### STATED PROBLEM
Write out all the material exactly. Leave nothing out.

### LISTED ENTRIES
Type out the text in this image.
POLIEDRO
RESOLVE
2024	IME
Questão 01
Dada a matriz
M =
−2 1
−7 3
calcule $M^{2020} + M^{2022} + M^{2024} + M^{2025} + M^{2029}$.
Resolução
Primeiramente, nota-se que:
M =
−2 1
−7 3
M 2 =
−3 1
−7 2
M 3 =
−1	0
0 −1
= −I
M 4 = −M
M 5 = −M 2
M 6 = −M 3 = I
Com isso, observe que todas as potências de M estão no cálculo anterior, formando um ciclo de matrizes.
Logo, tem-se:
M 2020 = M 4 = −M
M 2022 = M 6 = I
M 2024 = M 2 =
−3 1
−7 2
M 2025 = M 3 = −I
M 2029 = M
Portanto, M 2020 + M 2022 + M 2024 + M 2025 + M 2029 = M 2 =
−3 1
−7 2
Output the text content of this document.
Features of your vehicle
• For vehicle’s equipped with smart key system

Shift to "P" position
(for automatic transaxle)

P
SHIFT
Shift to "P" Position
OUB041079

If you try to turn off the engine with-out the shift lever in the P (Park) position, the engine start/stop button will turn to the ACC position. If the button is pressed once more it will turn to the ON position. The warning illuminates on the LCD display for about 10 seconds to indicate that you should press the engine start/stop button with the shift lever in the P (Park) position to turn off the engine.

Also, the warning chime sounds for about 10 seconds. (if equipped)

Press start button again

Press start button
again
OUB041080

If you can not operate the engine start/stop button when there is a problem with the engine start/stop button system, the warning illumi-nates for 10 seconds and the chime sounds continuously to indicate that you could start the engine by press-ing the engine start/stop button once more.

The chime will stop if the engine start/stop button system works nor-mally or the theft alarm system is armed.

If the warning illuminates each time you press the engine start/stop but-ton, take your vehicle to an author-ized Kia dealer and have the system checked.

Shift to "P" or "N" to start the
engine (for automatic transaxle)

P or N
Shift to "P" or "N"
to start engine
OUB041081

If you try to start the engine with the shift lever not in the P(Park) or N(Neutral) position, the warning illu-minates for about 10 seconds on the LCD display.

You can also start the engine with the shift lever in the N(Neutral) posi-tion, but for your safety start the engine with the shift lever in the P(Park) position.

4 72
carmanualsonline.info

### ANSWER TO THE PROBLEM
Type out the text in this image.
POLIEDRO
RESOLVE
2024	IME
Questão 01
Dada a matriz
M =
−2 1
−7 3
calcule $M^{2020} + M^{2022} + M^{2024} + M^{2025} + M^{2029}$.
Resolução
Primeiramente, nota-se que:
M =
−2 1
−7 3
M 2 =
−3 1
−7 2
M 3 =
−1	0
0 −1
= −I
M 4 = −M
M 5 = −M 2
M 6 = −M 3 = I
Com isso, observe que todas as potências de M estão no cálculo anterior, formando um ciclo de matrizes.
Logo, tem-se:
M 2020 = M 4 = −M
M 2022 = M 6 = I
M 2024 = M 2 =
−3 1
−7 2
M 2025 = M 3 = −I
M 2029 = M
Portanto, M 2020 + M 2022 + M 2024 + M 2025 + M 2029 = M 2 =
−3 1
−7 2
Output the text content of this document.
Features of your vehicle
• For vehicle’s equipped with smart key system

Shift to "P" position
(for automatic transaxle)

P
SHIFT
Shift to "P" Position
OUB041079

If you try to turn off the engine with-out the shift lever in the P (Park) position, the engine start/stop button will turn to the ACC position. If the button is pressed once more it will turn to the ON position. The warning illuminates on the LCD display for about 10 seconds to indicate that you should press the engine start/stop button with the shift lever in the P (Park) position to turn off the engine.

Also, the warning chime sounds for about 10 seconds. (if equipped)

Press start button again

Press start button
again
OUB041080

If you can not operate the engine start/stop button when there is a problem with the engine start/stop button system, the warning illumi-nates for 10 seconds and the chime sounds continuously to indicate that you could start the engine by press-ing the engine start/stop button once more.

The chime will stop if the engine start/stop button system works nor-mally or the theft alarm system is armed.

If the warning illuminates each time you press the engine start/stop but-ton, take your vehicle to an author-ized Kia dealer and have the system checked.

Shift to "P" or "N" to start the
engine (for automatic transaxle)

P or N
Shift to "P" or "N"
to start engine
OUB041081

If you try to start the engine with the shift lever not in the P(Park) or N(Neutral) position, the warning illu-minates for about 10 seconds on the LCD display.

You can also start the engine with the shift lever in the N(Neutral) posi-tion, but for your safety start the engine with the shift lever in the P(Park) position.

4 72
carmanualsonline.info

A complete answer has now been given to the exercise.